TASK INPUT ▸
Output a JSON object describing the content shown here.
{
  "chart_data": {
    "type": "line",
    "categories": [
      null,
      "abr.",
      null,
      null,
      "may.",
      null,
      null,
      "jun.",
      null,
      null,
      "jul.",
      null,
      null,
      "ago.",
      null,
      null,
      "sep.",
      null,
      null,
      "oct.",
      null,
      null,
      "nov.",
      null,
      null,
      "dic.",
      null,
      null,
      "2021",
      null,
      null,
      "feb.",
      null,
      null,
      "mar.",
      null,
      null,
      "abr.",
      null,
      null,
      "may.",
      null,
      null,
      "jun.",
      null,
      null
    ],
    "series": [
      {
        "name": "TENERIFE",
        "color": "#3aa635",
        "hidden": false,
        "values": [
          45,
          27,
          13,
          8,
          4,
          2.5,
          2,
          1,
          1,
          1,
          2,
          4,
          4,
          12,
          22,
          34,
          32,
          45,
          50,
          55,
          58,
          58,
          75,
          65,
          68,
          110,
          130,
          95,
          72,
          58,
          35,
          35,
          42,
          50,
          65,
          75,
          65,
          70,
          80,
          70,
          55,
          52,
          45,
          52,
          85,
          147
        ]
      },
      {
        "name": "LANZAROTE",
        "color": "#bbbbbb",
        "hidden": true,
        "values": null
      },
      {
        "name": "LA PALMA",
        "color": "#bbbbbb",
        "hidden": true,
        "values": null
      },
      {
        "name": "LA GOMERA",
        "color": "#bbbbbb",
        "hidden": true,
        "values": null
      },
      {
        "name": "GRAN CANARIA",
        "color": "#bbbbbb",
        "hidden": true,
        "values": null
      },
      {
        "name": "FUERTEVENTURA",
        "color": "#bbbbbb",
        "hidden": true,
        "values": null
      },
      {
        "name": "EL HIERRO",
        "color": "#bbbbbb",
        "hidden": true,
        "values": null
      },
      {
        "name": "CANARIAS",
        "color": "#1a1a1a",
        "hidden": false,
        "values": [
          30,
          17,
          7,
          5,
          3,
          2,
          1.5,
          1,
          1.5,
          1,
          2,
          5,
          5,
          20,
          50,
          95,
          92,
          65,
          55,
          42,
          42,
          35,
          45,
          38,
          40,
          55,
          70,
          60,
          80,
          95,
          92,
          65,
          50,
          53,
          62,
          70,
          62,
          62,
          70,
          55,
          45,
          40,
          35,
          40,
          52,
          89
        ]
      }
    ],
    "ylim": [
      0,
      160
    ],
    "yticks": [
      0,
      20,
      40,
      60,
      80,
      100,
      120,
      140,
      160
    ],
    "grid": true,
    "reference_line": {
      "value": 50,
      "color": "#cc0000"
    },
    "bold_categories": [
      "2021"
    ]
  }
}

WHAT YOU SHOULD DO ▸ Extract the data exactly as given.

RESULT FOR THIS TASK ▸
Output a JSON object describing the content shown here.
{
  "chart_data": {
    "type": "line",
    "categories": [
      null,
      "abr.",
      null,
      null,
      "may.",
      null,
      null,
      "jun.",
      null,
      null,
      "jul.",
      null,
      null,
      "ago.",
      null,
      null,
      "sep.",
      null,
      null,
      "oct.",
      null,
      null,
      "nov.",
      null,
      null,
      "dic.",
      null,
      null,
      "2021",
      null,
      null,
      "feb.",
      null,
      null,
      "mar.",
      null,
      null,
      "abr.",
      null,
      null,
      "may.",
      null,
      null,
      "jun.",
      null,
      null
    ],
    "series": [
      {
        "name": "TENERIFE",
        "color": "#3aa635",
        "hidden": false,
        "values": [
          45,
          27,
          13,
          8,
          4,
          2.5,
          2,
          1,
          1,
          1,
          2,
          4,
          4,
          12,
          22,
          34,
          32,
          45,
          50,
          55,
          58,
          58,
          75,
          65,
          68,
          110,
          130,
          95,
          72,
          58,
          35,
          35,
          42,
          50,
          65,
          75,
          65,
          70,
          80,
          70,
          55,
          52,
          45,
          52,
          85,
          147
        ]
      },
      {
        "name": "LANZAROTE",
        "color": "#bbbbbb",
        "hidden": true,
        "values": null
      },
      {
        "name": "LA PALMA",
        "color": "#bbbbbb",
        "hidden": true,
        "values": null
      },
      {
        "name": "LA GOMERA",
        "color": "#bbbbbb",
        "hidden": true,
        "values": null
      },
      {
        "name": "GRAN CANARIA",
        "color": "#bbbbbb",
        "hidden": true,
        "values": null
      },
      {
        "name": "FUERTEVENTURA",
        "color": "#bbbbbb",
        "hidden": true,
        "values": null
      },
      {
        "name": "EL HIERRO",
        "color": "#bbbbbb",
        "hidden": true,
        "values": null
      },
      {
        "name": "CANARIAS",
        "color": "#1a1a1a",
        "hidden": false,
        "values": [
          30,
          17,
          7,
          5,
          3,
          2,
          1.5,
          1,
          1.5,
          1,
          2,
          5,
          5,
          20,
          50,
          95,
          92,
          65,
          55,
          42,
          42,
          35,
          45,
          38,
          40,
          55,
          70,
          60,
          80,
          95,
          92,
          65,
          50,
          53,
          62,
          70,
          62,
          62,
          70,
          55,
          45,
          40,
          35,
          40,
          52,
          89
        ]
      }
    ],
    "ylim": [
      0,
      160
    ],
    "yticks": [
      0,
      20,
      40,
      60,
      80,
      100,
      120,
      140,
      160
    ],
    "grid": true,
    "reference_line": {
      "value": 50,
      "color": "#cc0000"
    },
    "bold_categories": [
      "2021"
    ]
  }
}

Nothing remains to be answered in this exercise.